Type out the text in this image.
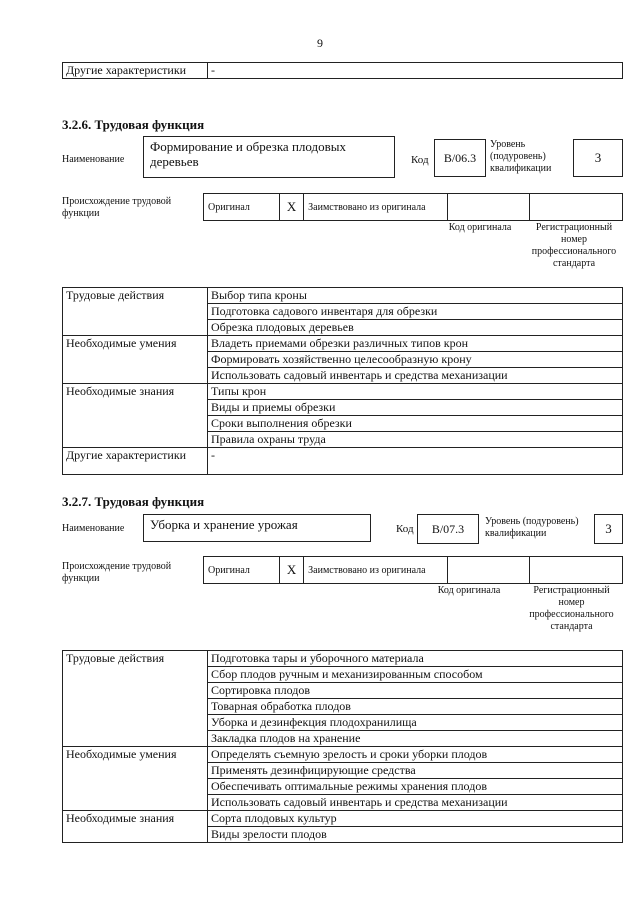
9
Другие характеристики	-
3.2.6. Трудовая функция
Наименование
Формирование и обрезка плодовых деревьев	Код	B/06.3
Уровень (подуровень) квалификации
3
Происхождение трудовой функции
Оригинал	X	Заимствовано из оригинала		
Код оригинала	Регистрационный номер профессионального стандарта
Трудовые действия	Выбор типа кроны
	Подготовка садового инвентаря для обрезки
	Обрезка плодовых деревьев
Необходимые умения	Владеть приемами обрезки различных типов крон
	Формировать хозяйственно целесообразную крону
	Использовать садовый инвентарь и средства механизации
Необходимые знания	Типы крон
	Виды и приемы обрезки
	Сроки выполнения обрезки
	Правила охраны труда
Другие характеристики	-
3.2.7. Трудовая функция
Наименование	Уборка и хранение урожая	Код	B/07.3
Уровень (подуровень) квалификации	3
Происхождение трудовой функции
Оригинал	X	Заимствовано из оригинала		
Код оригинала	Регистрационный номер профессионального стандарта
Трудовые действия	Подготовка тары и уборочного материала
	Сбор плодов ручным и механизированным способом
	Сортировка плодов
	Товарная обработка плодов
	Уборка и дезинфекция плодохранилища
	Закладка плодов на хранение
Необходимые умения	Определять съемную зрелость и сроки уборки плодов
	Применять дезинфицирующие средства
	Обеспечивать оптимальные режимы хранения плодов
	Использовать садовый инвентарь и средства механизации
Необходимые знания	Сорта плодовых культур
	Виды зрелости плодов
—————
## Task prompt:
Search the records for the string "квалификации" and return every line in which it occurs.

## Result:
Уровень (подуровень) квалификации
Уровень (подуровень) квалификации	3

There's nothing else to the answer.